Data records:
○ ○ ○ ○
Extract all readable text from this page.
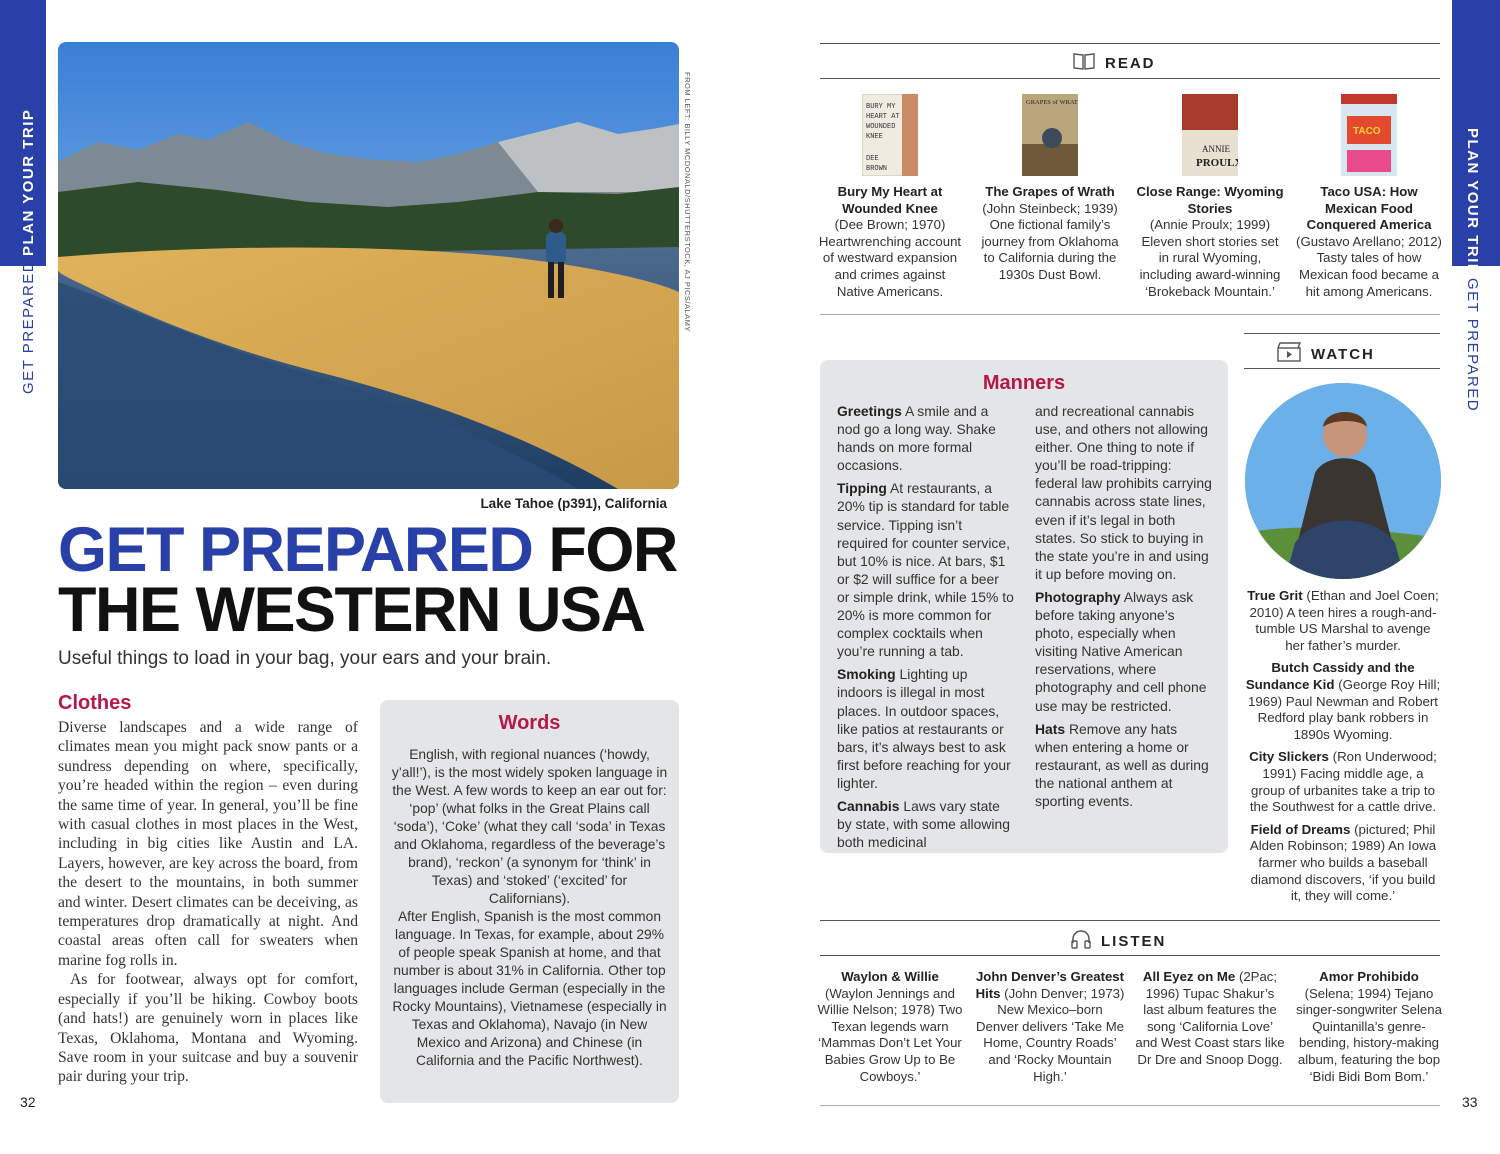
PLAN YOUR TRIP
GET PREPARED
PLAN YOUR TRIP
GET PREPARED
FROM LEFT: BILLY MCDONALD/SHUTTERSTOCK, AJ PICS/ALAMY
Lake Tahoe (p391), California
GET PREPARED FOR
THE WESTERN USA
Useful things to load in your bag, your ears and your brain.
Clothes

Diverse landscapes and a wide range of climates mean you might pack snow pants or a sundress depending on where, specifically, you’re headed within the region – even during the same time of year. In general, you’ll be fine with casual clothes in most places in the West, including in big cities like Austin and LA. Layers, however, are key across the board, from the desert to the mountains, in both summer and winter. Desert climates can be deceiving, as temperatures drop dramatically at night. And coastal areas often call for sweaters when marine fog rolls in.

As for footwear, always opt for comfort, especially if you’ll be hiking. Cowboy boots (and hats!) are genuinely worn in places like Texas, Oklahoma, Montana and Wyoming. Save room in your suitcase and buy a souvenir pair during your trip.

Words

English, with regional nuances (‘howdy, y’all!’), is the most widely spoken language in the West. A few words to keep an ear out for: ‘pop’ (what folks in the Great Plains call ‘soda’), ‘Coke’ (what they call ‘soda’ in Texas and Oklahoma, regardless of the beverage’s brand), ‘reckon’ (a synonym for ‘think’ in Texas) and ‘stoked’ (‘excited’ for Californians).

After English, Spanish is the most common language. In Texas, for example, about 29% of people speak Spanish at home, and that number is about 31% in California. Other top languages include German (especially in the Rocky Mountains), Vietnamese (especially in Texas and Oklahoma), Navajo (in New Mexico and Arizona) and Chinese (in California and the Pacific Northwest).

32	33
READ
BURY MY
HEART AT
WOUNDED
KNEE
DEE
BROWN
Bury My Heart at Wounded Knee
(Dee Brown; 1970) Heartwrenching account of westward expansion and crimes against Native Americans.
GRAPES of WRATH
The Grapes of Wrath
(John Steinbeck; 1939) One fictional family’s journey from Oklahoma to California during the 1930s Dust Bowl.
ANNIE
PROULX
Close Range: Wyoming Stories
(Annie Proulx; 1999) Eleven short stories set in rural Wyoming, including award-winning ‘Brokeback Mountain.’
TACO
Taco USA: How Mexican Food Conquered America
(Gustavo Arellano; 2012) Tasty tales of how Mexican food became a hit among Americans.
Manners

Greetings A smile and a nod go a long way. Shake hands on more formal occasions.

Tipping At restaurants, a 20% tip is standard for table service. Tipping isn’t required for counter service, but 10% is nice. At bars, $1 or $2 will suffice for a beer or simple drink, while 15% to 20% is more common for complex cocktails when you’re running a tab.

Smoking Lighting up indoors is illegal in most places. In outdoor spaces, like patios at restaurants or bars, it’s always best to ask first before reaching for your lighter.

Cannabis Laws vary state by state, with some allowing both medicinal

and recreational cannabis use, and others not allowing either. One thing to note if you’ll be road-tripping: federal law prohibits carrying cannabis across state lines, even if it’s legal in both states. So stick to buying in the state you’re in and using it up before moving on.

Photography Always ask before taking anyone’s photo, especially when visiting Native American reservations, where photography and cell phone use may be restricted.

Hats Remove any hats when entering a home or restaurant, as well as during the national anthem at sporting events.

WATCH

True Grit (Ethan and Joel Coen; 2010) A teen hires a rough-and-tumble US Marshal to avenge her father’s murder.

Butch Cassidy and the Sundance Kid (George Roy Hill; 1969) Paul Newman and Robert Redford play bank robbers in 1890s Wyoming.

City Slickers (Ron Underwood; 1991) Facing middle age, a group of urbanites take a trip to the Southwest for a cattle drive.

Field of Dreams (pictured; Phil Alden Robinson; 1989) An Iowa farmer who builds a baseball diamond discovers, ‘if you build it, they will come.’

LISTEN
Waylon & Willie
(Waylon Jennings and Willie Nelson; 1978) Two Texan legends warn ‘Mammas Don’t Let Your Babies Grow Up to Be Cowboys.’
John Denver’s Greatest Hits (John Denver; 1973) New Mexico–born Denver delivers ‘Take Me Home, Country Roads’ and ‘Rocky Mountain High.’
All Eyez on Me (2Pac; 1996) Tupac Shakur’s last album features the song ‘California Love’ and West Coast stars like Dr Dre and Snoop Dogg.
Amor Prohibido
(Selena; 1994) Tejano singer-songwriter Selena Quintanilla’s genre-bending, history-making album, featuring the bop ‘Bidi Bidi Bom Bom.’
○ ○ ○ ○
Aim of the exercise:
Every line above should be returned word for word, with the pictures left behind.

Full response:
Extract all readable text from this page.
PLAN YOUR TRIP
GET PREPARED
PLAN YOUR TRIP
GET PREPARED
FROM LEFT: BILLY MCDONALD/SHUTTERSTOCK, AJ PICS/ALAMY
Lake Tahoe (p391), California
GET PREPARED FOR
THE WESTERN USA
Useful things to load in your bag, your ears and your brain.
Clothes

Diverse landscapes and a wide range of climates mean you might pack snow pants or a sundress depending on where, specifically, you’re headed within the region – even during the same time of year. In general, you’ll be fine with casual clothes in most places in the West, including in big cities like Austin and LA. Layers, however, are key across the board, from the desert to the mountains, in both summer and winter. Desert climates can be deceiving, as temperatures drop dramatically at night. And coastal areas often call for sweaters when marine fog rolls in.

As for footwear, always opt for comfort, especially if you’ll be hiking. Cowboy boots (and hats!) are genuinely worn in places like Texas, Oklahoma, Montana and Wyoming. Save room in your suitcase and buy a souvenir pair during your trip.

Words

English, with regional nuances (‘howdy, y’all!’), is the most widely spoken language in the West. A few words to keep an ear out for: ‘pop’ (what folks in the Great Plains call ‘soda’), ‘Coke’ (what they call ‘soda’ in Texas and Oklahoma, regardless of the beverage’s brand), ‘reckon’ (a synonym for ‘think’ in Texas) and ‘stoked’ (‘excited’ for Californians).

After English, Spanish is the most common language. In Texas, for example, about 29% of people speak Spanish at home, and that number is about 31% in California. Other top languages include German (especially in the Rocky Mountains), Vietnamese (especially in Texas and Oklahoma), Navajo (in New Mexico and Arizona) and Chinese (in California and the Pacific Northwest).

32	33
READ
BURY MY
HEART AT
WOUNDED
KNEE
DEE
BROWN
Bury My Heart at Wounded Knee
(Dee Brown; 1970) Heartwrenching account of westward expansion and crimes against Native Americans.
GRAPES of WRATH
The Grapes of Wrath
(John Steinbeck; 1939) One fictional family’s journey from Oklahoma to California during the 1930s Dust Bowl.
ANNIE
PROULX
Close Range: Wyoming Stories
(Annie Proulx; 1999) Eleven short stories set in rural Wyoming, including award-winning ‘Brokeback Mountain.’
TACO
Taco USA: How Mexican Food Conquered America
(Gustavo Arellano; 2012) Tasty tales of how Mexican food became a hit among Americans.
Manners

Greetings A smile and a nod go a long way. Shake hands on more formal occasions.

Tipping At restaurants, a 20% tip is standard for table service. Tipping isn’t required for counter service, but 10% is nice. At bars, $1 or $2 will suffice for a beer or simple drink, while 15% to 20% is more common for complex cocktails when you’re running a tab.

Smoking Lighting up indoors is illegal in most places. In outdoor spaces, like patios at restaurants or bars, it’s always best to ask first before reaching for your lighter.

Cannabis Laws vary state by state, with some allowing both medicinal

and recreational cannabis use, and others not allowing either. One thing to note if you’ll be road-tripping: federal law prohibits carrying cannabis across state lines, even if it’s legal in both states. So stick to buying in the state you’re in and using it up before moving on.

Photography Always ask before taking anyone’s photo, especially when visiting Native American reservations, where photography and cell phone use may be restricted.

Hats Remove any hats when entering a home or restaurant, as well as during the national anthem at sporting events.

WATCH

True Grit (Ethan and Joel Coen; 2010) A teen hires a rough-and-tumble US Marshal to avenge her father’s murder.

Butch Cassidy and the Sundance Kid (George Roy Hill; 1969) Paul Newman and Robert Redford play bank robbers in 1890s Wyoming.

City Slickers (Ron Underwood; 1991) Facing middle age, a group of urbanites take a trip to the Southwest for a cattle drive.

Field of Dreams (pictured; Phil Alden Robinson; 1989) An Iowa farmer who builds a baseball diamond discovers, ‘if you build it, they will come.’

LISTEN
Waylon & Willie
(Waylon Jennings and Willie Nelson; 1978) Two Texan legends warn ‘Mammas Don’t Let Your Babies Grow Up to Be Cowboys.’
John Denver’s Greatest Hits (John Denver; 1973) New Mexico–born Denver delivers ‘Take Me Home, Country Roads’ and ‘Rocky Mountain High.’
All Eyez on Me (2Pac; 1996) Tupac Shakur’s last album features the song ‘California Love’ and West Coast stars like Dr Dre and Snoop Dogg.
Amor Prohibido
(Selena; 1994) Tejano singer-songwriter Selena Quintanilla’s genre-bending, history-making album, featuring the bop ‘Bidi Bidi Bom Bom.’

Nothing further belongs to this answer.